▶ [What is asked]: Repeat the entries word for word, starting at the very first line and ending at the line that contains "toggle-high-performance[interactable] (701, 153, 739, 175)", with both included.

▶ [Records supplied]:
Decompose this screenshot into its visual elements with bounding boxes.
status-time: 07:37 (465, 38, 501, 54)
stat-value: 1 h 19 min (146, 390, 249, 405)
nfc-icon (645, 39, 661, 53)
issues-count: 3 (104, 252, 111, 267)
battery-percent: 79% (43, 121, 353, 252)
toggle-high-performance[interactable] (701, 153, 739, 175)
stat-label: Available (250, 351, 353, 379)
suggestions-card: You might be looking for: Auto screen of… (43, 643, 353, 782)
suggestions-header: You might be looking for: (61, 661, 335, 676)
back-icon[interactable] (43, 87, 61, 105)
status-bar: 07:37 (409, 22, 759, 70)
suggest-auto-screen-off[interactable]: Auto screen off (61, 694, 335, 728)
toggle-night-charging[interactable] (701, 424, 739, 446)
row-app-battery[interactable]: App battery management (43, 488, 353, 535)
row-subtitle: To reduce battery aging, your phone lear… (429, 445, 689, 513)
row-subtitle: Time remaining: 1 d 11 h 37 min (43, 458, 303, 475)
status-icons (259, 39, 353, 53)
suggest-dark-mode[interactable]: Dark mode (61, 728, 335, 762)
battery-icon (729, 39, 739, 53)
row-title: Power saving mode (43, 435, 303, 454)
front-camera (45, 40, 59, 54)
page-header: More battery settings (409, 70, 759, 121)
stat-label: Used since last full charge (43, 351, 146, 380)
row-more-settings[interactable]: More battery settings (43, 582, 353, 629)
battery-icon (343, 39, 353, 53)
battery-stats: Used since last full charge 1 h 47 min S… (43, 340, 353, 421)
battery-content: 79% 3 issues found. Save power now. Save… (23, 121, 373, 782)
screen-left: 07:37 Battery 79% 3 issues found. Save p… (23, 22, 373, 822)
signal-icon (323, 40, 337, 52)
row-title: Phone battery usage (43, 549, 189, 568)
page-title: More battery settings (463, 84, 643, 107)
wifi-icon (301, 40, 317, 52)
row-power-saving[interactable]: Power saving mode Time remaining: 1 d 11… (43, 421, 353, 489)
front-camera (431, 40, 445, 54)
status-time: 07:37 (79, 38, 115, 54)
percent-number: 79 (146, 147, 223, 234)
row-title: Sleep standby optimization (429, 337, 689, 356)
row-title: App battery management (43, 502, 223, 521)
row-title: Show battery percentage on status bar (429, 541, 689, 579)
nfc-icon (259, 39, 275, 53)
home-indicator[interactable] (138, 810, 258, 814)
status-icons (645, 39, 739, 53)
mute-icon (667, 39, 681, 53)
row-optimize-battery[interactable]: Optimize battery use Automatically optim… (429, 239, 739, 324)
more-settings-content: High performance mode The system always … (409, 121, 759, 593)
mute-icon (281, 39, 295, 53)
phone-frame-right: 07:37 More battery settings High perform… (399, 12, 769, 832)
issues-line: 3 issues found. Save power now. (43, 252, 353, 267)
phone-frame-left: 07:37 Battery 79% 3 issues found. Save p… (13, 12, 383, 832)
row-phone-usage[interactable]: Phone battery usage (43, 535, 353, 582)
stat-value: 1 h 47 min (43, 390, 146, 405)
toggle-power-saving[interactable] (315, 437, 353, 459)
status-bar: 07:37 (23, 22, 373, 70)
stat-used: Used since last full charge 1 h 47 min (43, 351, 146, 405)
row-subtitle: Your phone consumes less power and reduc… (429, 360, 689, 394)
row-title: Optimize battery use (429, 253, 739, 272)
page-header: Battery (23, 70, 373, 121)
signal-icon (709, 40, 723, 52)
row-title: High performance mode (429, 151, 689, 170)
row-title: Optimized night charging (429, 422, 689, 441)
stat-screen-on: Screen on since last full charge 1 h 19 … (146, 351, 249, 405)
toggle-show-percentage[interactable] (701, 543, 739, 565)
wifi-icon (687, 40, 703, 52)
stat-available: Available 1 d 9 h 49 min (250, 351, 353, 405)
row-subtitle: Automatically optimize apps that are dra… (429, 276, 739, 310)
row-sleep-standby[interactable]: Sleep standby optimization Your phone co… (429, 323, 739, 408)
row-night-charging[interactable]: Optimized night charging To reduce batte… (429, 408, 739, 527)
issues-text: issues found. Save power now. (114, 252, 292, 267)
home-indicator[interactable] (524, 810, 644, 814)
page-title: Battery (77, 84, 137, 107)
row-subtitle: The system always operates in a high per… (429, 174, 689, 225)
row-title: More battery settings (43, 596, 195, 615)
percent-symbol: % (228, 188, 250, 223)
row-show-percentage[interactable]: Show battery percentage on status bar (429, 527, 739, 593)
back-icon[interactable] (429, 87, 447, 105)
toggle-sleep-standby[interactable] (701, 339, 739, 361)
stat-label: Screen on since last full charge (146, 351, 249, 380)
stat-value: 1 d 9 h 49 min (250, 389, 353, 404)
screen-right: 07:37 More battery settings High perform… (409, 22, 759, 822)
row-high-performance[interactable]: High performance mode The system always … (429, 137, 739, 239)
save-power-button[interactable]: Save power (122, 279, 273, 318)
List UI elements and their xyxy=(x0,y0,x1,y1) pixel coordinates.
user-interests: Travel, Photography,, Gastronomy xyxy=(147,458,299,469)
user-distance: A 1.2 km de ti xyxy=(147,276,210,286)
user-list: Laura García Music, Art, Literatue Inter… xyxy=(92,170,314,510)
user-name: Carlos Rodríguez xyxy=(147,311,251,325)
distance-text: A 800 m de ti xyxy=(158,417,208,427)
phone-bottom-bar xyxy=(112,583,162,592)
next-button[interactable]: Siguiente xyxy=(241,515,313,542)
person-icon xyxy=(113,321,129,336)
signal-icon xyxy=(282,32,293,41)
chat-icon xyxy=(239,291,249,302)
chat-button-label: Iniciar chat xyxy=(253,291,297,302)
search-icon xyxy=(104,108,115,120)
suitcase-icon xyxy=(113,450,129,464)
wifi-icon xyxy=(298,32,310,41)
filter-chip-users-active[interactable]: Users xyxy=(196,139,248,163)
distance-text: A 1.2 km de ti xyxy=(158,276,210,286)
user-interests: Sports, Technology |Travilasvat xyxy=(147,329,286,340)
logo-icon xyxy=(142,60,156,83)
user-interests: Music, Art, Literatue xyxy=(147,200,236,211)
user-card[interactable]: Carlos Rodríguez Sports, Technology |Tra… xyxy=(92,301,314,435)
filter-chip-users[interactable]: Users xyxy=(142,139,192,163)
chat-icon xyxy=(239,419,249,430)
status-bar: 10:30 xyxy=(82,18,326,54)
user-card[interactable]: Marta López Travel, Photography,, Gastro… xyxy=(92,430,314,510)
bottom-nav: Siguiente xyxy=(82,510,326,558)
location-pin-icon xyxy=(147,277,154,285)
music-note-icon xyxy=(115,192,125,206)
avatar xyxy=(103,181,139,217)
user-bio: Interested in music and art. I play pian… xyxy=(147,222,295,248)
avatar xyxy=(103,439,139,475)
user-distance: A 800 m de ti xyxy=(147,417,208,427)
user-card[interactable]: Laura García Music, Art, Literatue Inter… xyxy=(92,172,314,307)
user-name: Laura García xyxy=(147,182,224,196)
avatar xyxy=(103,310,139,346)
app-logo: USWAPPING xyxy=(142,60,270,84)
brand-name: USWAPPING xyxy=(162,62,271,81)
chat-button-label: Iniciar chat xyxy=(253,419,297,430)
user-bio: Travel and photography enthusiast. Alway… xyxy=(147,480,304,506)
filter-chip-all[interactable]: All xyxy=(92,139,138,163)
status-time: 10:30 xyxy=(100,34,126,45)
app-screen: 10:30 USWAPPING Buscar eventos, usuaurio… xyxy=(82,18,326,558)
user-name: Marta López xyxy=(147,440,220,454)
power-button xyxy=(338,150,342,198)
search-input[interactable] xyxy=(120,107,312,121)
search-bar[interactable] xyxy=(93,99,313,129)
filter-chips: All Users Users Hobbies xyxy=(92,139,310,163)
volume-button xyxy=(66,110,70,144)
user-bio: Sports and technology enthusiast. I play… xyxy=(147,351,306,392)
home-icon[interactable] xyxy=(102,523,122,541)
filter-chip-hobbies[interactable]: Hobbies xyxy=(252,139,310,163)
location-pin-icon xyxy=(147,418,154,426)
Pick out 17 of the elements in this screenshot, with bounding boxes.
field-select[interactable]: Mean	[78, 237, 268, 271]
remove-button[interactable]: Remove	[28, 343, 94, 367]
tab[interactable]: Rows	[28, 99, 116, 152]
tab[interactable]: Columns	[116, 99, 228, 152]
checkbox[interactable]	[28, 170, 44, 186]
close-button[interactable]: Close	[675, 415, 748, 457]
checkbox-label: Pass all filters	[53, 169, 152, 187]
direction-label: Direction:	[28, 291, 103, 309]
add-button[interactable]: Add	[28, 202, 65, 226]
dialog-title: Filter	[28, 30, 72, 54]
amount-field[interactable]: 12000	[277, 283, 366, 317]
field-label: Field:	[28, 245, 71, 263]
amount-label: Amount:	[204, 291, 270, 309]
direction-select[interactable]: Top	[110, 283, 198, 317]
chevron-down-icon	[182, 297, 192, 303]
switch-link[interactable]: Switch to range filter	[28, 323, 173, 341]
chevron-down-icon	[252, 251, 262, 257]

▶ [The reply]:
Decompose this screenshot into its visual elements with bounding boxes.
status-time: 07:37 (465, 38, 501, 54)
stat-value: 1 h 19 min (146, 390, 249, 405)
nfc-icon (645, 39, 661, 53)
issues-count: 3 (104, 252, 111, 267)
battery-percent: 79% (43, 121, 353, 252)
toggle-high-performance[interactable] (701, 153, 739, 175)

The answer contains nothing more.